▸ **Stored records**:
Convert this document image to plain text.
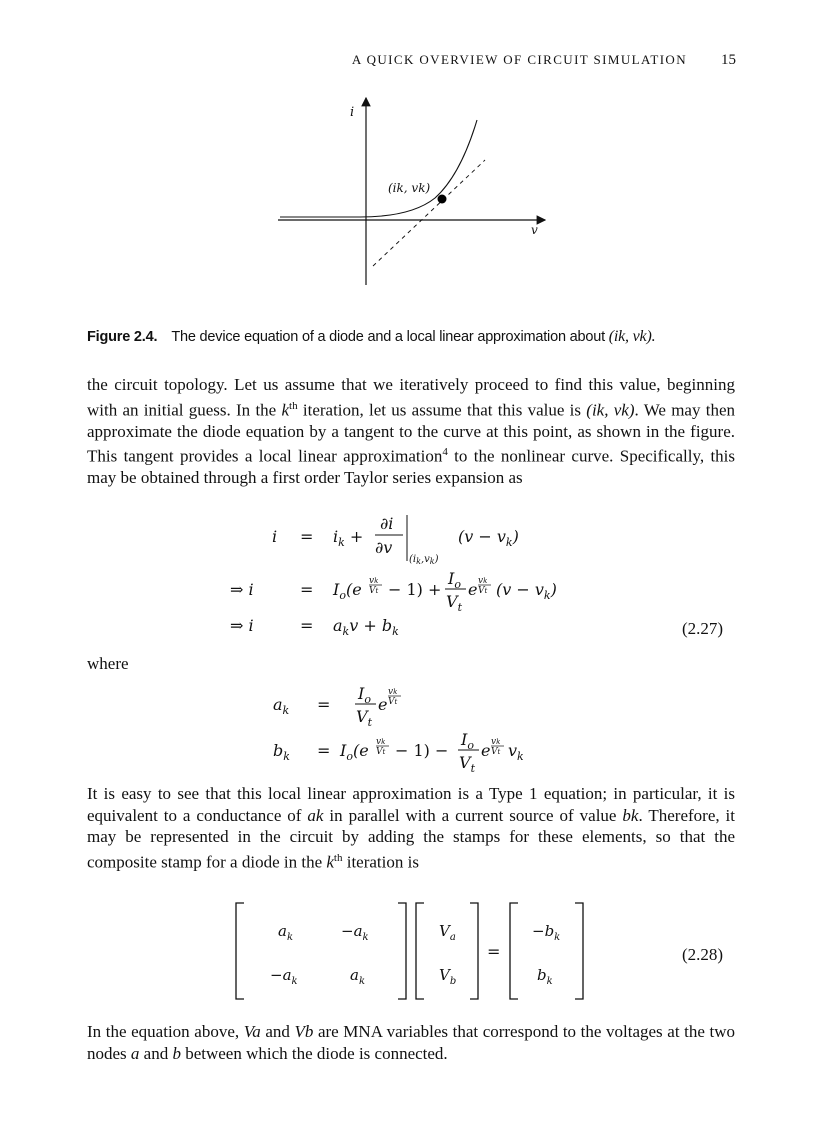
A QUICK OVERVIEW OF CIRCUIT SIMULATION 15
i
v
(ik, vk)
Figure 2.4. The device equation of a diode and a local linear approximation about (ik, vk).
the circuit topology. Let us assume that we iteratively proceed to find this value, beginning with an initial guess. In the $k^{th}$ iteration, let us assume that this value is (ik, vk). We may then approximate the diode equation by a tangent to the curve at this point, as shown in the figure. This tangent provides a local linear approximation$^4$ to the nonlinear curve. Specifically, this may be obtained through a first order Taylor series expansion as
$i = i_k$ +
∂i
∂v
$(i_k,v_k)$
$(v - v_k)$
⇒ i	= $I_o(e$ vk
Vt − 1) +
$I_o$
$V_t$
e vk
Vt $(v - v_k)$
⇒ i	= $a_kv + b_k$	(2.27)
where
$a_k$ =
$I_o$
$V_t$
e
vk
Vt
$b_k = I_o(e$ vk
Vt − 1) −
$I_o$
$V_t$
e vk
Vt $v_k$
It is easy to see that this local linear approximation is a Type 1 equation; in particular, it is equivalent to a conductance of ak in parallel with a current source of value bk. Therefore, it may be represented in the circuit by adding the stamps for these elements, so that the composite stamp for a diode in the $k^{th}$ iteration is
$a_k$	$-a_k$
$-a_k$	$a_k$
$V_a$
$V_b$
$-b_k$
$b_k$
=	(2.28)
In the equation above, Va and Vb are MNA variables that correspond to the voltages at the two nodes a and b between which the diode is connected.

▸ **What you have to do**: Reproduce the material above in full and without alteration, but skip all pictures.

▸ **Finished task**:
Convert this document image to plain text.
A QUICK OVERVIEW OF CIRCUIT SIMULATION 15
i
v
(ik, vk)
Figure 2.4. The device equation of a diode and a local linear approximation about (ik, vk).
the circuit topology. Let us assume that we iteratively proceed to find this value, beginning with an initial guess. In the $k^{th}$ iteration, let us assume that this value is (ik, vk). We may then approximate the diode equation by a tangent to the curve at this point, as shown in the figure. This tangent provides a local linear approximation$^4$ to the nonlinear curve. Specifically, this may be obtained through a first order Taylor series expansion as
$i = i_k$ +
∂i
∂v
$(i_k,v_k)$
$(v - v_k)$
⇒ i	= $I_o(e$ vk
Vt − 1) +
$I_o$
$V_t$
e vk
Vt $(v - v_k)$
⇒ i	= $a_kv + b_k$	(2.27)
where
$a_k$ =
$I_o$
$V_t$
e
vk
Vt
$b_k = I_o(e$ vk
Vt − 1) −
$I_o$
$V_t$
e vk
Vt $v_k$
It is easy to see that this local linear approximation is a Type 1 equation; in particular, it is equivalent to a conductance of ak in parallel with a current source of value bk. Therefore, it may be represented in the circuit by adding the stamps for these elements, so that the composite stamp for a diode in the $k^{th}$ iteration is
$a_k$	$-a_k$
$-a_k$	$a_k$
$V_a$
$V_b$
$-b_k$
$b_k$
=	(2.28)
In the equation above, Va and Vb are MNA variables that correspond to the voltages at the two nodes a and b between which the diode is connected.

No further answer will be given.